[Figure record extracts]
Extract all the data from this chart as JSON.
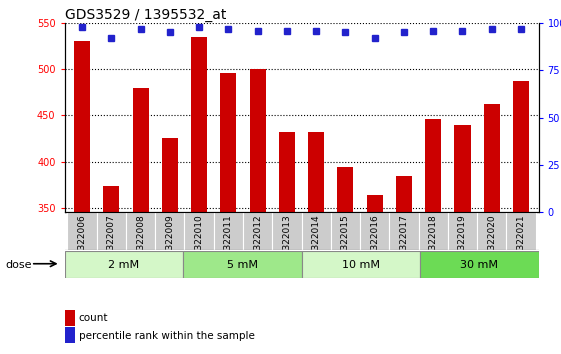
{
  "title": "GDS3529 / 1395532_at",
  "samples": [
    "GSM322006",
    "GSM322007",
    "GSM322008",
    "GSM322009",
    "GSM322010",
    "GSM322011",
    "GSM322012",
    "GSM322013",
    "GSM322014",
    "GSM322015",
    "GSM322016",
    "GSM322017",
    "GSM322018",
    "GSM322019",
    "GSM322020",
    "GSM322021"
  ],
  "counts": [
    530,
    374,
    480,
    426,
    535,
    496,
    500,
    432,
    432,
    394,
    364,
    384,
    446,
    440,
    462,
    487
  ],
  "percentile": [
    98,
    92,
    97,
    95,
    98,
    97,
    96,
    96,
    96,
    95,
    92,
    95,
    96,
    96,
    97,
    97
  ],
  "bar_color": "#cc0000",
  "dot_color": "#2222cc",
  "ylim_left": [
    345,
    550
  ],
  "ylim_right": [
    0,
    100
  ],
  "yticks_left": [
    350,
    400,
    450,
    500,
    550
  ],
  "yticks_right": [
    0,
    25,
    50,
    75,
    100
  ],
  "groups": [
    {
      "label": "2 mM",
      "start": 0,
      "end": 4,
      "color": "#d4f7c8"
    },
    {
      "label": "5 mM",
      "start": 4,
      "end": 8,
      "color": "#9ee88a"
    },
    {
      "label": "10 mM",
      "start": 8,
      "end": 12,
      "color": "#d4f7c8"
    },
    {
      "label": "30 mM",
      "start": 12,
      "end": 16,
      "color": "#6cdb55"
    }
  ],
  "dose_label": "dose",
  "legend_count_label": "count",
  "legend_pct_label": "percentile rank within the sample",
  "bg_color": "#ffffff",
  "tick_bg_color": "#cccccc",
  "title_fontsize": 10,
  "label_fontsize": 7.5
}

PROBLEM TO WORK ON:
Copy the records word for word, leaving no picture in the copy.

WRITTEN REPLY:
Extract all the data from this chart as JSON.
{
  "title": "GDS3529 / 1395532_at",
  "samples": [
    "GSM322006",
    "GSM322007",
    "GSM322008",
    "GSM322009",
    "GSM322010",
    "GSM322011",
    "GSM322012",
    "GSM322013",
    "GSM322014",
    "GSM322015",
    "GSM322016",
    "GSM322017",
    "GSM322018",
    "GSM322019",
    "GSM322020",
    "GSM322021"
  ],
  "counts": [
    530,
    374,
    480,
    426,
    535,
    496,
    500,
    432,
    432,
    394,
    364,
    384,
    446,
    440,
    462,
    487
  ],
  "percentile": [
    98,
    92,
    97,
    95,
    98,
    97,
    96,
    96,
    96,
    95,
    92,
    95,
    96,
    96,
    97,
    97
  ],
  "bar_color": "#cc0000",
  "dot_color": "#2222cc",
  "ylim_left": [
    345,
    550
  ],
  "ylim_right": [
    0,
    100
  ],
  "yticks_left": [
    350,
    400,
    450,
    500,
    550
  ],
  "yticks_right": [
    0,
    25,
    50,
    75,
    100
  ],
  "groups": [
    {
      "label": "2 mM",
      "start": 0,
      "end": 4,
      "color": "#d4f7c8"
    },
    {
      "label": "5 mM",
      "start": 4,
      "end": 8,
      "color": "#9ee88a"
    },
    {
      "label": "10 mM",
      "start": 8,
      "end": 12,
      "color": "#d4f7c8"
    },
    {
      "label": "30 mM",
      "start": 12,
      "end": 16,
      "color": "#6cdb55"
    }
  ],
  "dose_label": "dose",
  "legend_count_label": "count",
  "legend_pct_label": "percentile rank within the sample",
  "bg_color": "#ffffff",
  "tick_bg_color": "#cccccc",
  "title_fontsize": 10,
  "label_fontsize": 7.5
}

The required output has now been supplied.